**Items**:
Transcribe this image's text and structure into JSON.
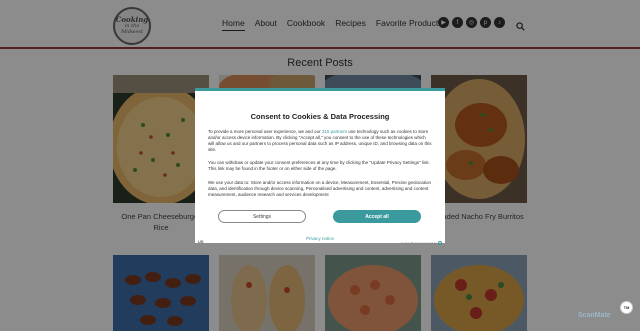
{
  "header": {
    "logo_text": [
      "Cooking",
      "in the",
      "Midwest"
    ],
    "nav": [
      {
        "label": "Home",
        "active": true
      },
      {
        "label": "About",
        "active": false
      },
      {
        "label": "Cookbook",
        "active": false
      },
      {
        "label": "Recipes",
        "active": false
      },
      {
        "label": "Favorite Products",
        "active": false
      }
    ],
    "social_icons": [
      "youtube-icon",
      "facebook-icon",
      "instagram-icon",
      "pinterest-icon",
      "tiktok-icon"
    ],
    "accent_color": "#9b3a3a"
  },
  "main": {
    "section_title": "Recent Posts",
    "posts": [
      {
        "title": "One Pan Cheeseburger Rice"
      },
      {
        "title": ""
      },
      {
        "title": ""
      },
      {
        "title": "Loaded Nacho Fry Burritos"
      }
    ]
  },
  "consent": {
    "title": "Consent to Cookies & Data Processing",
    "p1_before": "To provide a more personal user experience, we and our ",
    "p1_link": "315 partners",
    "p1_after": " use technology such as cookies to store and/or access device information. By clicking \"Accept all,\" you consent to the use of these technologies which will allow us and our partners to process personal data such as IP address, unique ID, and browsing data on this site.",
    "p2": "You can withdraw or update your consent preferences at any time by clicking the \"Update Privacy Settings\" link. This link may be found in the footer or on either side of the page.",
    "p3": "We use your data to: Store and/or access information on a device, Measurement, Essential, Precise geolocation data, and identification through device scanning, Personalised advertising and content, advertising and content measurement, audience research and services development",
    "settings_label": "Settings",
    "accept_label": "Accept all",
    "privacy_label": "Privacy notice",
    "flag_label": "US",
    "powered_label": "Cookie Banner powered by",
    "accent_color": "#3a9a9e"
  },
  "corner_badge": "TM",
  "watermark": "ScanMate"
}
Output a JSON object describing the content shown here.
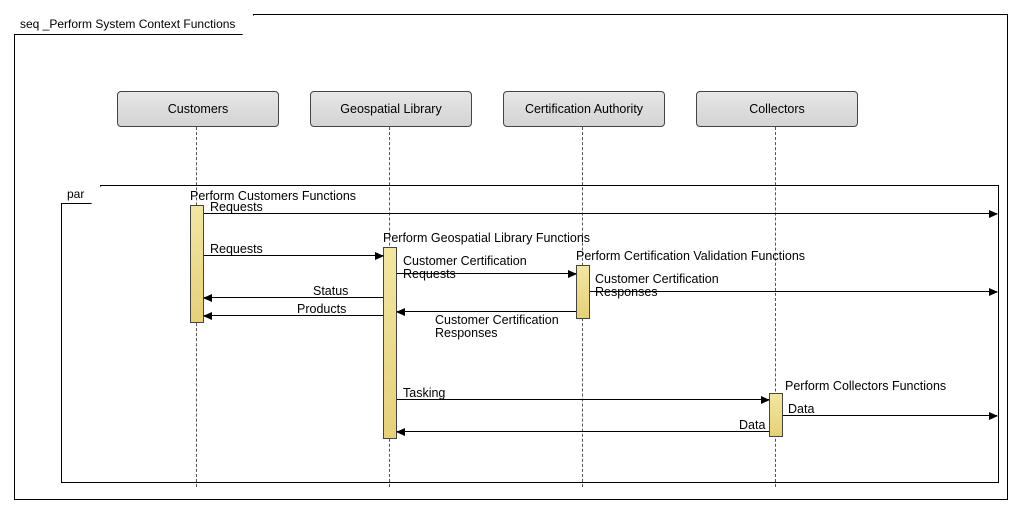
{
  "frame": {
    "outer_title": "seq _Perform System Context Functions",
    "inner_title": "par"
  },
  "participants": {
    "p1": "Customers",
    "p2": "Geospatial Library",
    "p3": "Certification Authority",
    "p4": "Collectors"
  },
  "activations": {
    "a1": "Perform Customers Functions",
    "a2": "Perform Geospatial Library Functions",
    "a3": "Perform Certification Validation Functions",
    "a4": "Perform Collectors Functions"
  },
  "messages": {
    "m1": "Requests",
    "m2": "Requests",
    "m3": "Customer Certification",
    "m3b": "Requests",
    "m4": "Customer Certification",
    "m4b": "Responses",
    "m5": "Status",
    "m6": "Products",
    "m7": "Customer Certification",
    "m7b": "Responses",
    "m8": "Tasking",
    "m9": "Data",
    "m10": "Data"
  }
}
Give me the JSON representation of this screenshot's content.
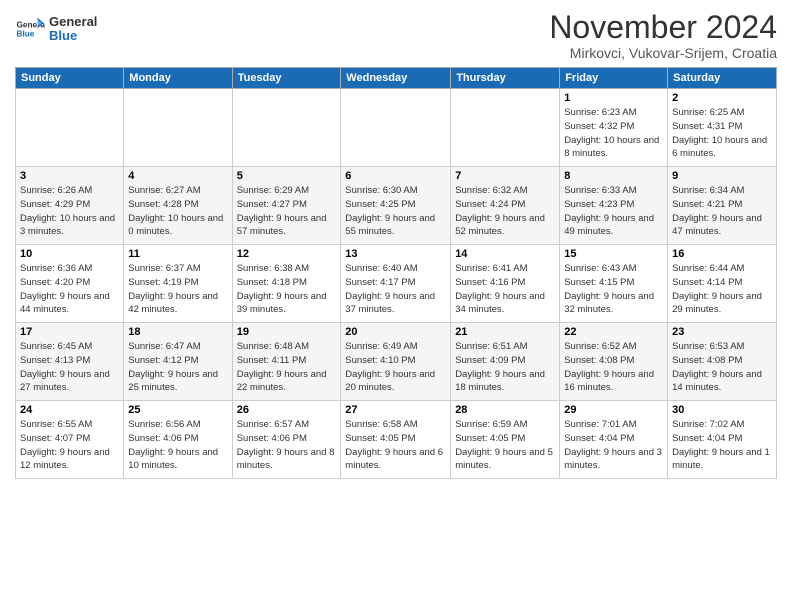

**Task goal**:
Return every line containing "Geospatial".

**Result below**:
    "p2": "Geospatial Library",
    "a2": "Perform Geospatial Library Functions",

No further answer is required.